[TO BE DONE]: Give an exact transcription of every line, dropping the images.

......

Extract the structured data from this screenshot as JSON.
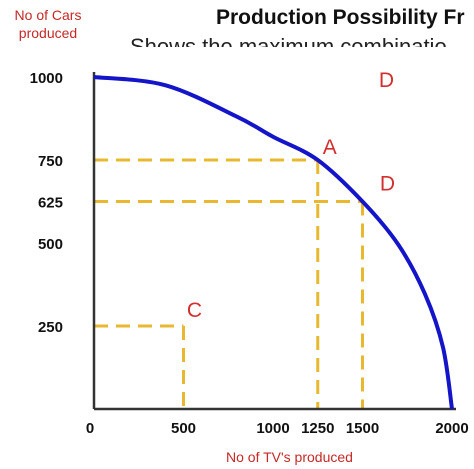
{
  "chart_data": {
    "type": "line",
    "title": "Production Possibility Fr",
    "subtitle": "Shows the maximum combinatio",
    "xlabel": "No of TV's produced",
    "ylabel": "No of Cars produced",
    "xlim": [
      0,
      2000
    ],
    "ylim": [
      0,
      1000
    ],
    "x_ticks": [
      "0",
      "500",
      "1000",
      "1250",
      "1500",
      "2000"
    ],
    "x_tick_values": [
      0,
      500,
      1000,
      1250,
      1500,
      2000
    ],
    "y_ticks": [
      "1000",
      "750",
      "625",
      "500",
      "250"
    ],
    "y_tick_values": [
      1000,
      750,
      625,
      500,
      250
    ],
    "series": [
      {
        "color": "#1414c8",
        "x": [
          0,
          400,
          800,
          1000,
          1250,
          1500,
          1700,
          1850,
          1950,
          2000
        ],
        "y": [
          1000,
          975,
          880,
          820,
          750,
          625,
          495,
          345,
          185,
          0
        ]
      }
    ],
    "points": [
      {
        "label": "A",
        "x": 1250,
        "y": 750
      },
      {
        "label": "D",
        "x": 1500,
        "y": 625
      },
      {
        "label": "C",
        "x": 500,
        "y": 250
      },
      {
        "label": "D",
        "x": 1550,
        "y": 900
      }
    ],
    "guide_color": "#e8b830",
    "axis_color": "#333333",
    "curve_color": "#1414c8",
    "label_color": "#d32f2f",
    "grid": false
  }
}
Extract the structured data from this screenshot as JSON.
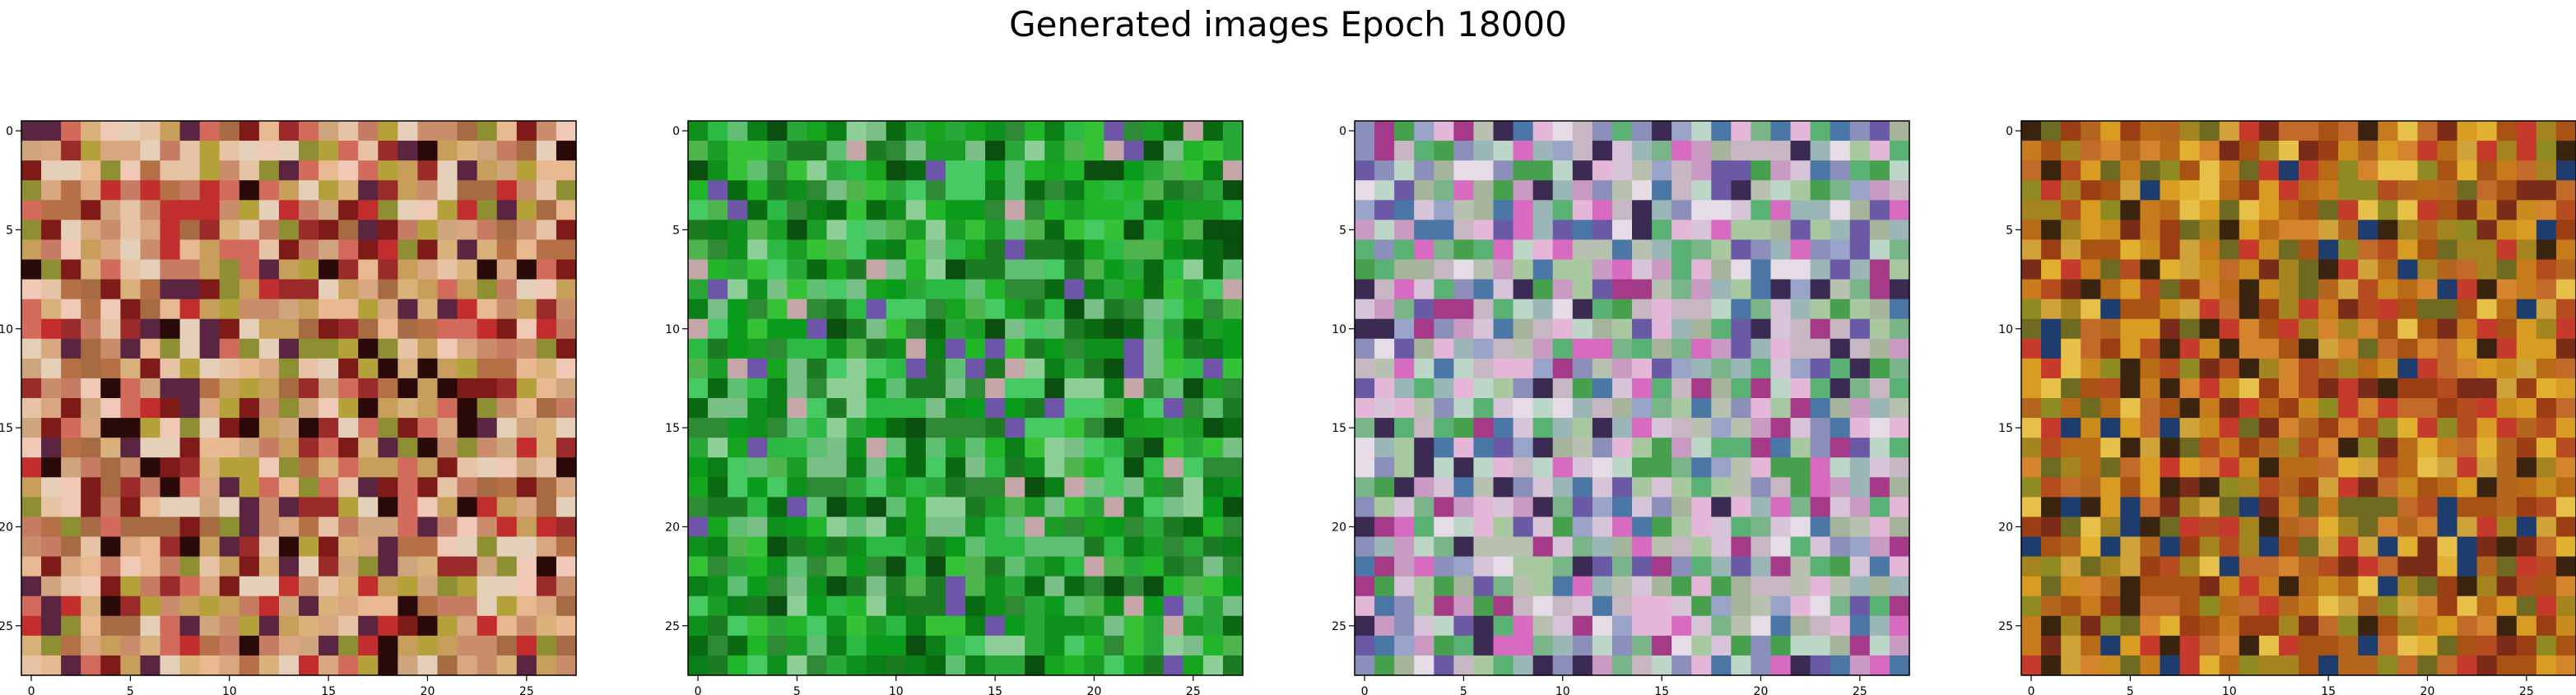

......

[RESPONSE FOR THIS EXERCISE]:
Extract the structured data from this screenshot as JSON.
{
  "chart_data": {
    "type": "line",
    "title": "Production Possibility Fr",
    "subtitle": "Shows the maximum combinatio",
    "xlabel": "No of TV's produced",
    "ylabel": "No of Cars produced",
    "xlim": [
      0,
      2000
    ],
    "ylim": [
      0,
      1000
    ],
    "x_ticks": [
      "0",
      "500",
      "1000",
      "1250",
      "1500",
      "2000"
    ],
    "x_tick_values": [
      0,
      500,
      1000,
      1250,
      1500,
      2000
    ],
    "y_ticks": [
      "1000",
      "750",
      "625",
      "500",
      "250"
    ],
    "y_tick_values": [
      1000,
      750,
      625,
      500,
      250
    ],
    "series": [
      {
        "color": "#1414c8",
        "x": [
          0,
          400,
          800,
          1000,
          1250,
          1500,
          1700,
          1850,
          1950,
          2000
        ],
        "y": [
          1000,
          975,
          880,
          820,
          750,
          625,
          495,
          345,
          185,
          0
        ]
      }
    ],
    "points": [
      {
        "label": "A",
        "x": 1250,
        "y": 750
      },
      {
        "label": "D",
        "x": 1500,
        "y": 625
      },
      {
        "label": "C",
        "x": 500,
        "y": 250
      },
      {
        "label": "D",
        "x": 1550,
        "y": 900
      }
    ],
    "guide_color": "#e8b830",
    "axis_color": "#333333",
    "curve_color": "#1414c8",
    "label_color": "#d32f2f",
    "grid": false
  }
}
Extract the structured data from this screenshot as JSON.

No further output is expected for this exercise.